Print the listing in its entirety and exactly, leaving out images.
═════ Records supplied
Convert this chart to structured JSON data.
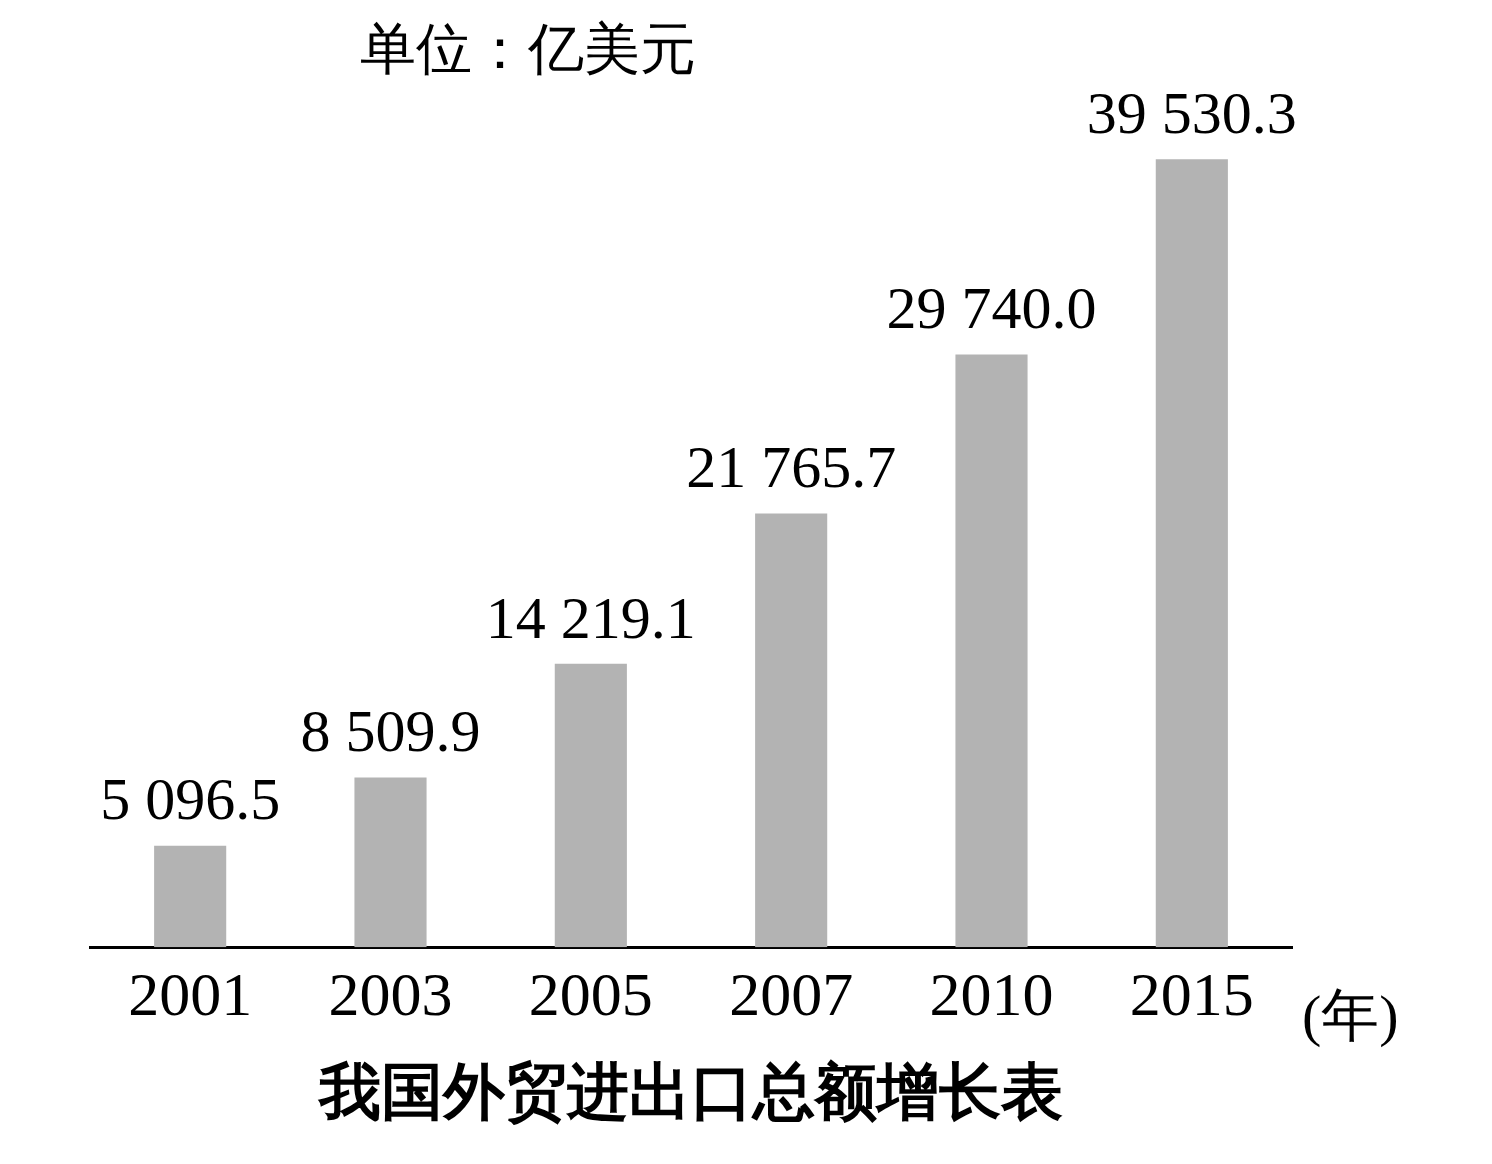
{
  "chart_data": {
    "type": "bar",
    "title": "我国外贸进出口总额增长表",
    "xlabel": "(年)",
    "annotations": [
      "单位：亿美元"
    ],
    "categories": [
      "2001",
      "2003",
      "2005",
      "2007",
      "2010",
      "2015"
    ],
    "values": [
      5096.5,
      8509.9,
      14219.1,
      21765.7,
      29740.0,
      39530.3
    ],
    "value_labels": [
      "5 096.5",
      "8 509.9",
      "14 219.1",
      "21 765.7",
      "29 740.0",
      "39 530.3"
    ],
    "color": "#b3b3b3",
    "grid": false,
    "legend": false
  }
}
══════════
Output for this exercise
Convert this chart to structured JSON data.
{
  "chart_data": {
    "type": "bar",
    "title": "我国外贸进出口总额增长表",
    "xlabel": "(年)",
    "annotations": [
      "单位：亿美元"
    ],
    "categories": [
      "2001",
      "2003",
      "2005",
      "2007",
      "2010",
      "2015"
    ],
    "values": [
      5096.5,
      8509.9,
      14219.1,
      21765.7,
      29740.0,
      39530.3
    ],
    "value_labels": [
      "5 096.5",
      "8 509.9",
      "14 219.1",
      "21 765.7",
      "29 740.0",
      "39 530.3"
    ],
    "color": "#b3b3b3",
    "grid": false,
    "legend": false
  }
}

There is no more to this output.